*Task prompt*
Copy all the entries below exactly, but not the pictures.

++++ Records for the task

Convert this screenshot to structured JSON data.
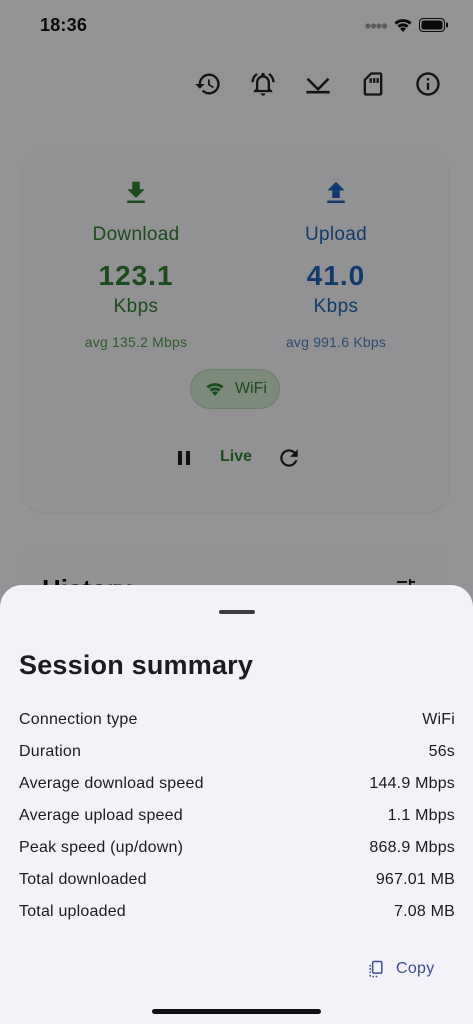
{
  "status_bar": {
    "time": "18:36"
  },
  "toolbar": {
    "icons": [
      "history-icon",
      "alarm-icon",
      "network-check-icon",
      "sd-card-icon",
      "info-icon"
    ]
  },
  "speed": {
    "download": {
      "label": "Download",
      "value": "123.1",
      "unit": "Kbps",
      "average": "avg 135.2 Mbps"
    },
    "upload": {
      "label": "Upload",
      "value": "41.0",
      "unit": "Kbps",
      "average": "avg 991.6 Kbps"
    },
    "connection_chip": "WiFi",
    "live_label": "Live"
  },
  "history": {
    "title": "History"
  },
  "sheet": {
    "title": "Session summary",
    "rows": [
      {
        "label": "Connection type",
        "value": "WiFi"
      },
      {
        "label": "Duration",
        "value": "56s"
      },
      {
        "label": "Average download speed",
        "value": "144.9 Mbps"
      },
      {
        "label": "Average upload speed",
        "value": "1.1 Mbps"
      },
      {
        "label": "Peak speed (up/down)",
        "value": "868.9 Mbps"
      },
      {
        "label": "Total downloaded",
        "value": "967.01 MB"
      },
      {
        "label": "Total uploaded",
        "value": "7.08 MB"
      }
    ],
    "copy_label": "Copy"
  },
  "colors": {
    "download": "#2f7d32",
    "upload": "#1f63b5",
    "copy_accent": "#3f4f8f"
  }
}
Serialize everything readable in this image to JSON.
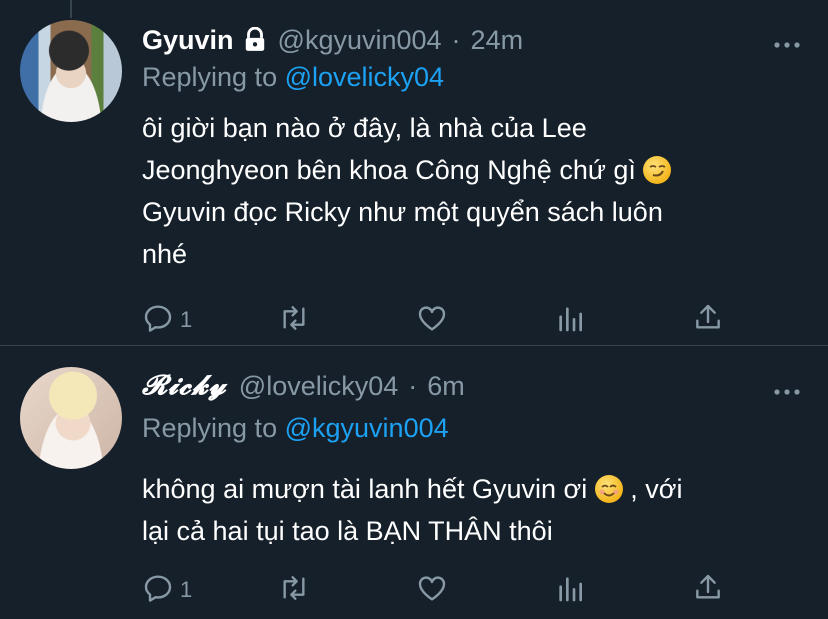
{
  "tweets": [
    {
      "name": "Gyuvin",
      "locked": true,
      "handle": "@kgyuvin004",
      "separator": "·",
      "time": "24m",
      "replying_prefix": "Replying to",
      "replying_to": "@lovelicky04",
      "lines": [
        "ôi giời bạn nào ở đây, là nhà của Lee",
        "Jeonghyeon bên khoa Công Nghệ chứ gì",
        "Gyuvin đọc Ricky như một quyển sách luôn",
        "nhé"
      ],
      "emoji": "smirking-face-emoji",
      "reply_count": "1"
    },
    {
      "name": "𝓡𝓲𝓬𝓴𝔂",
      "locked": false,
      "handle": "@lovelicky04",
      "separator": "·",
      "time": "6m",
      "replying_prefix": "Replying to",
      "replying_to": "@kgyuvin004",
      "lines": [
        "không ai mượn tài lanh hết Gyuvin ơi",
        ", với",
        "lại cả hai tụi tao là BẠN THÂN thôi"
      ],
      "emoji": "smiling-face-emoji",
      "reply_count": "1"
    }
  ],
  "colors": {
    "background": "#15202b",
    "text": "#ffffff",
    "secondary": "#8899a6",
    "link": "#1da1f2",
    "divider": "#38444d"
  }
}
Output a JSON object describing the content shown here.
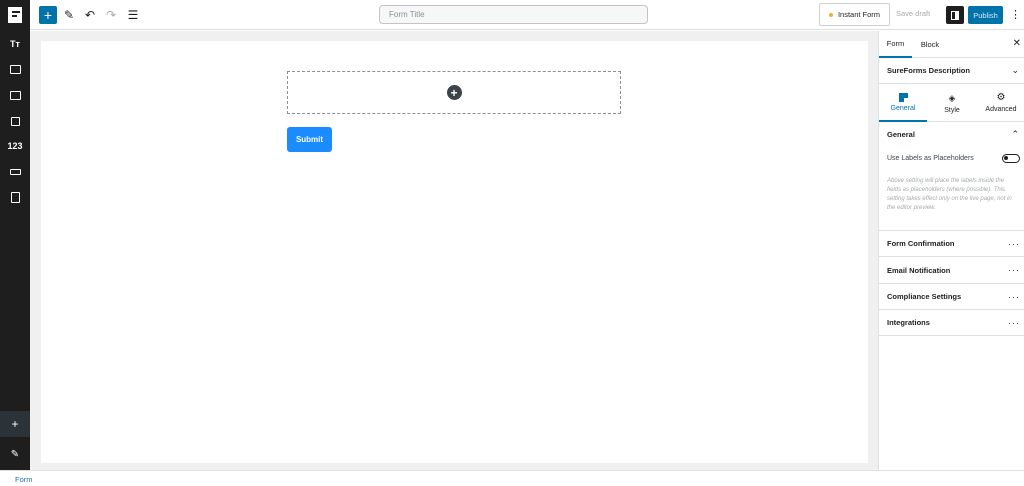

++++++++

*Written solution*
Convert this screenshot to structured JSON data.
{
  "status_bar": {
    "time": "18:36"
  },
  "toolbar": {
    "icons": [
      "history-icon",
      "alarm-icon",
      "network-check-icon",
      "sd-card-icon",
      "info-icon"
    ]
  },
  "speed": {
    "download": {
      "label": "Download",
      "value": "123.1",
      "unit": "Kbps",
      "average": "avg 135.2 Mbps"
    },
    "upload": {
      "label": "Upload",
      "value": "41.0",
      "unit": "Kbps",
      "average": "avg 991.6 Kbps"
    },
    "connection_chip": "WiFi",
    "live_label": "Live"
  },
  "history": {
    "title": "History"
  },
  "sheet": {
    "title": "Session summary",
    "rows": [
      {
        "label": "Connection type",
        "value": "WiFi"
      },
      {
        "label": "Duration",
        "value": "56s"
      },
      {
        "label": "Average download speed",
        "value": "144.9 Mbps"
      },
      {
        "label": "Average upload speed",
        "value": "1.1 Mbps"
      },
      {
        "label": "Peak speed (up/down)",
        "value": "868.9 Mbps"
      },
      {
        "label": "Total downloaded",
        "value": "967.01 MB"
      },
      {
        "label": "Total uploaded",
        "value": "7.08 MB"
      }
    ],
    "copy_label": "Copy"
  },
  "colors": {
    "download": "#2f7d32",
    "upload": "#1f63b5",
    "copy_accent": "#3f4f8f"
  }
}
Serialize everything readable in this image to JSON.
{
  "tweets": [
    {
      "name": "Gyuvin",
      "locked": true,
      "handle": "@kgyuvin004",
      "separator": "·",
      "time": "24m",
      "replying_prefix": "Replying to",
      "replying_to": "@lovelicky04",
      "lines": [
        "ôi giời bạn nào ở đây, là nhà của Lee",
        "Jeonghyeon bên khoa Công Nghệ chứ gì",
        "Gyuvin đọc Ricky như một quyển sách luôn",
        "nhé"
      ],
      "emoji": "smirking-face-emoji",
      "reply_count": "1"
    },
    {
      "name": "𝓡𝓲𝓬𝓴𝔂",
      "locked": false,
      "handle": "@lovelicky04",
      "separator": "·",
      "time": "6m",
      "replying_prefix": "Replying to",
      "replying_to": "@kgyuvin004",
      "lines": [
        "không ai mượn tài lanh hết Gyuvin ơi",
        ", với",
        "lại cả hai tụi tao là BẠN THÂN thôi"
      ],
      "emoji": "smiling-face-emoji",
      "reply_count": "1"
    }
  ],
  "colors": {
    "background": "#15202b",
    "text": "#ffffff",
    "secondary": "#8899a6",
    "link": "#1da1f2",
    "divider": "#38444d"
  }
}
Output a JSON object describing the content shown here.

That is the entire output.